▶ _Challenge_
Pull out every line below holding the word "verwendet".

··· Records for this task

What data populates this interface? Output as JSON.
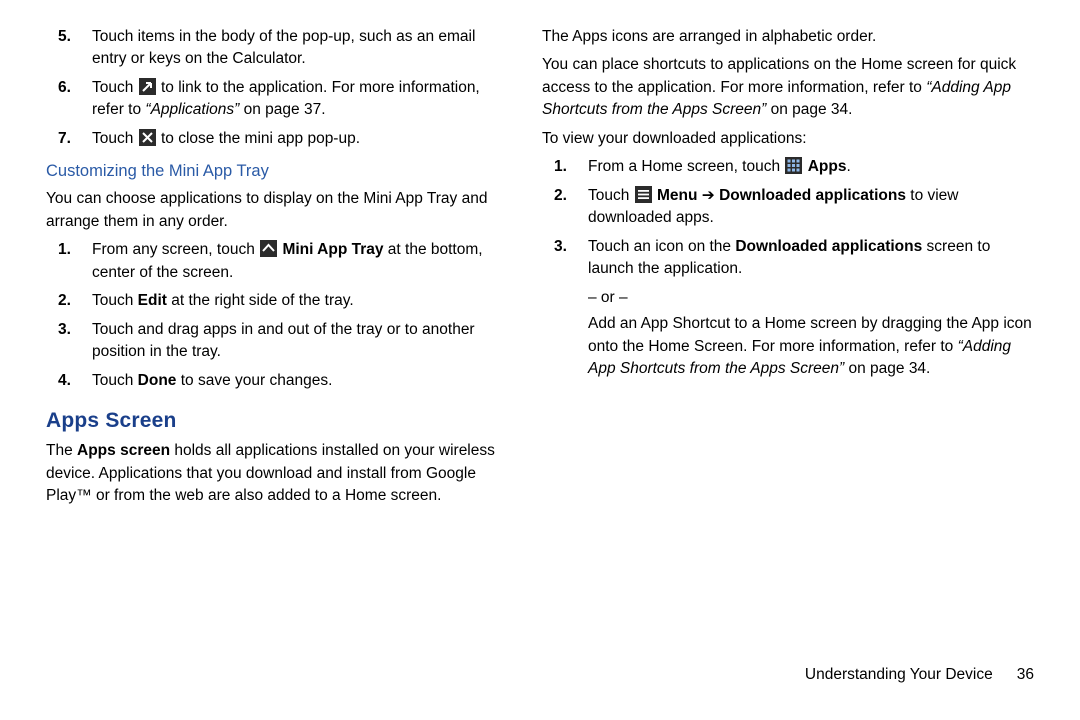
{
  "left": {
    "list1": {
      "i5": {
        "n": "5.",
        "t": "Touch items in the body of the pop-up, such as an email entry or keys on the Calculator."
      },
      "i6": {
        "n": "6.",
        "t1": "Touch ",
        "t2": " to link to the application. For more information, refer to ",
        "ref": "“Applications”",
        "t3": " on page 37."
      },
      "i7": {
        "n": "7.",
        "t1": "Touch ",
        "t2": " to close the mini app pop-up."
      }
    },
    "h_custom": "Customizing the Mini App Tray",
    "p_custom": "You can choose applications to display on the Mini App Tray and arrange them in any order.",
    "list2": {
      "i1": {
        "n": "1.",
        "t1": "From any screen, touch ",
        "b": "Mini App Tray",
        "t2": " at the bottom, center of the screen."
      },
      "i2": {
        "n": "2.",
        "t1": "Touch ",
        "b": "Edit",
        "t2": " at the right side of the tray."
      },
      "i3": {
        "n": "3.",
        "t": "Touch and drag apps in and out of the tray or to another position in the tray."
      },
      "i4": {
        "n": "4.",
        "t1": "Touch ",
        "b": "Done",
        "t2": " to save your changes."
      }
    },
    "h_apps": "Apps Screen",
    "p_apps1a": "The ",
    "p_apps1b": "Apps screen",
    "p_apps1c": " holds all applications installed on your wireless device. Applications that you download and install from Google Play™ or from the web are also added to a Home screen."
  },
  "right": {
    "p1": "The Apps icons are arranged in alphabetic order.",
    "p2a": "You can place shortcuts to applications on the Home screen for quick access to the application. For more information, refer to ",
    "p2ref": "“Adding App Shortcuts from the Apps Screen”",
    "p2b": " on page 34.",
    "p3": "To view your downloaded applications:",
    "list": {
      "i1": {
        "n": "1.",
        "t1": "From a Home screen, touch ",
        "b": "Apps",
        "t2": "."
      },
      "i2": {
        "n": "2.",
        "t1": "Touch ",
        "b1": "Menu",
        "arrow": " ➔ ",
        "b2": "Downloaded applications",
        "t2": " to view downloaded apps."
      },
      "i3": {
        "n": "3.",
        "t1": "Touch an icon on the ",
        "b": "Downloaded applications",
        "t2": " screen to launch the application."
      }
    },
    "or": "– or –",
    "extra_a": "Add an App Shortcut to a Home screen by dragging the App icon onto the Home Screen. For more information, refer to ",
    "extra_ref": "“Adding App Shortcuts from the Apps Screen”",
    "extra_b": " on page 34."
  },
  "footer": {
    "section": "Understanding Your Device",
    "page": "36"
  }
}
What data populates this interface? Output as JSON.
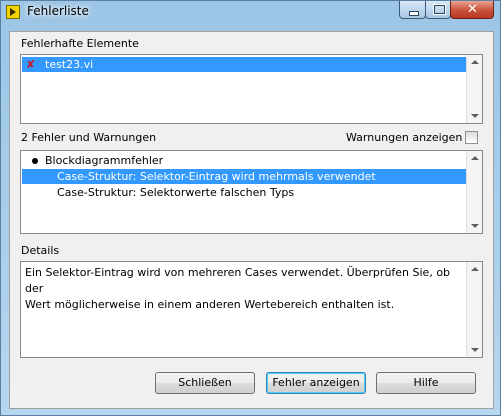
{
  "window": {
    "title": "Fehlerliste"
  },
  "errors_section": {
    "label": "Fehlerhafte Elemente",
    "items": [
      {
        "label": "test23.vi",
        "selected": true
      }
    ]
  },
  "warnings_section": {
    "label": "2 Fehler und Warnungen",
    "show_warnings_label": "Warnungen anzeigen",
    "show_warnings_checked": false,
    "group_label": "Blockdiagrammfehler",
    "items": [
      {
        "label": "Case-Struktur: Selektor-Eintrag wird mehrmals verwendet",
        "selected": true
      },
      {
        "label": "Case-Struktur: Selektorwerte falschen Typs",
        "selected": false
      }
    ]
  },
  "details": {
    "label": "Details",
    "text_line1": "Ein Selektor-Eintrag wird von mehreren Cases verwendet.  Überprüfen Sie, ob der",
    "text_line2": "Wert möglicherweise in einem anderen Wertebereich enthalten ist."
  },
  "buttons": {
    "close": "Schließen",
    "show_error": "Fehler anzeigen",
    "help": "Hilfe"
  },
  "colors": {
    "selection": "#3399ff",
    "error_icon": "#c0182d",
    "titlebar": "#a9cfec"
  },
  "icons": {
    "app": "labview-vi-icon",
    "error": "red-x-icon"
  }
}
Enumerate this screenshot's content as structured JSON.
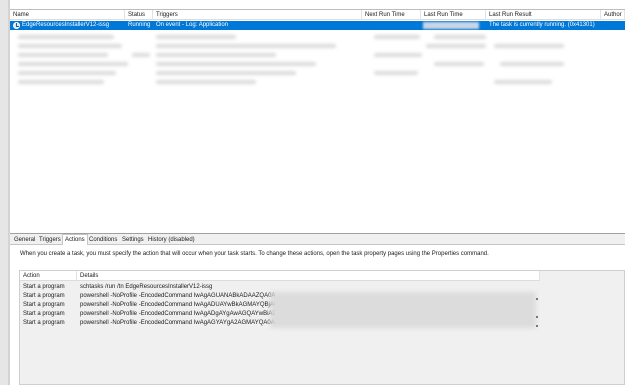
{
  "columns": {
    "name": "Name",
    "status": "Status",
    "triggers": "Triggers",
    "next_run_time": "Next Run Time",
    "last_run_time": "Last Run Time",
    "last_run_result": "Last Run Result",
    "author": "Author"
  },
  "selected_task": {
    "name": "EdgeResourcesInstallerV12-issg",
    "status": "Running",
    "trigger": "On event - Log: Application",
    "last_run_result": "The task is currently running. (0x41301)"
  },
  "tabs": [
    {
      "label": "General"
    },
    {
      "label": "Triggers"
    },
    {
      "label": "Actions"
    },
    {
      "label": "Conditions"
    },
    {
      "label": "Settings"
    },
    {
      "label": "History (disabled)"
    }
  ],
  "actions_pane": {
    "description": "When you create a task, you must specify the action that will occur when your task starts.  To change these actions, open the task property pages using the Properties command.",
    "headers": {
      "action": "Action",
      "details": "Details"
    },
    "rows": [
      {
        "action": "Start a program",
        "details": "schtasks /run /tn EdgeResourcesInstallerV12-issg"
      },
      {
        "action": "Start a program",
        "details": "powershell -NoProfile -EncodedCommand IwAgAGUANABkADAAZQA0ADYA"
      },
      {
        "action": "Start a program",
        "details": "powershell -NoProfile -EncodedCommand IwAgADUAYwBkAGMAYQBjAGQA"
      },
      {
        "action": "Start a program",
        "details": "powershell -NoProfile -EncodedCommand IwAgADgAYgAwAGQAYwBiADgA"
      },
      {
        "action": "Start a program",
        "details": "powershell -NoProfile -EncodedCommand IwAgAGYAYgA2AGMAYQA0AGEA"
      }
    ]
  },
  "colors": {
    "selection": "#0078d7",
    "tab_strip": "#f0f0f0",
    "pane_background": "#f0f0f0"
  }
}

······

▶ _Answer for this exercise_
        "label": "Case-Struktur: Selektor-Eintrag wird mehrmals verwendet",
    "text_line1": "Ein Selektor-Eintrag wird von mehreren Cases verwendet.  Überprüfen Sie, ob der",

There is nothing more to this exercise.